What the task asks: Print all of the data exactly as written.

START Data for this exercise

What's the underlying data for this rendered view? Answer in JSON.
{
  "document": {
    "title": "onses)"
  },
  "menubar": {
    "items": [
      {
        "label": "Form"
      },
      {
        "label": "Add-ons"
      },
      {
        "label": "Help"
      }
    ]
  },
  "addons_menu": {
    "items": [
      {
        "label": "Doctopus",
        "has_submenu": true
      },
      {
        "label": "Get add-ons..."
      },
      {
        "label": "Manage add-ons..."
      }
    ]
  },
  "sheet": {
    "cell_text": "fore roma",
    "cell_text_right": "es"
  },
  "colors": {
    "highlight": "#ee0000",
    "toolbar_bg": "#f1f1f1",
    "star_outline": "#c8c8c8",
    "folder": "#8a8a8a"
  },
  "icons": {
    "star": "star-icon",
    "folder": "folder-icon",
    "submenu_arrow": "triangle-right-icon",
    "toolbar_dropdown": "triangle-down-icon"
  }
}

END Data for this exercise

Result of the exercise:
What's the underlying data for this rendered view? Answer in JSON.
{
  "document": {
    "title": "onses)"
  },
  "menubar": {
    "items": [
      {
        "label": "Form"
      },
      {
        "label": "Add-ons"
      },
      {
        "label": "Help"
      }
    ]
  },
  "addons_menu": {
    "items": [
      {
        "label": "Doctopus",
        "has_submenu": true
      },
      {
        "label": "Get add-ons..."
      },
      {
        "label": "Manage add-ons..."
      }
    ]
  },
  "sheet": {
    "cell_text": "fore roma",
    "cell_text_right": "es"
  },
  "colors": {
    "highlight": "#ee0000",
    "toolbar_bg": "#f1f1f1",
    "star_outline": "#c8c8c8",
    "folder": "#8a8a8a"
  },
  "icons": {
    "star": "star-icon",
    "folder": "folder-icon",
    "submenu_arrow": "triangle-right-icon",
    "toolbar_dropdown": "triangle-down-icon"
  }
}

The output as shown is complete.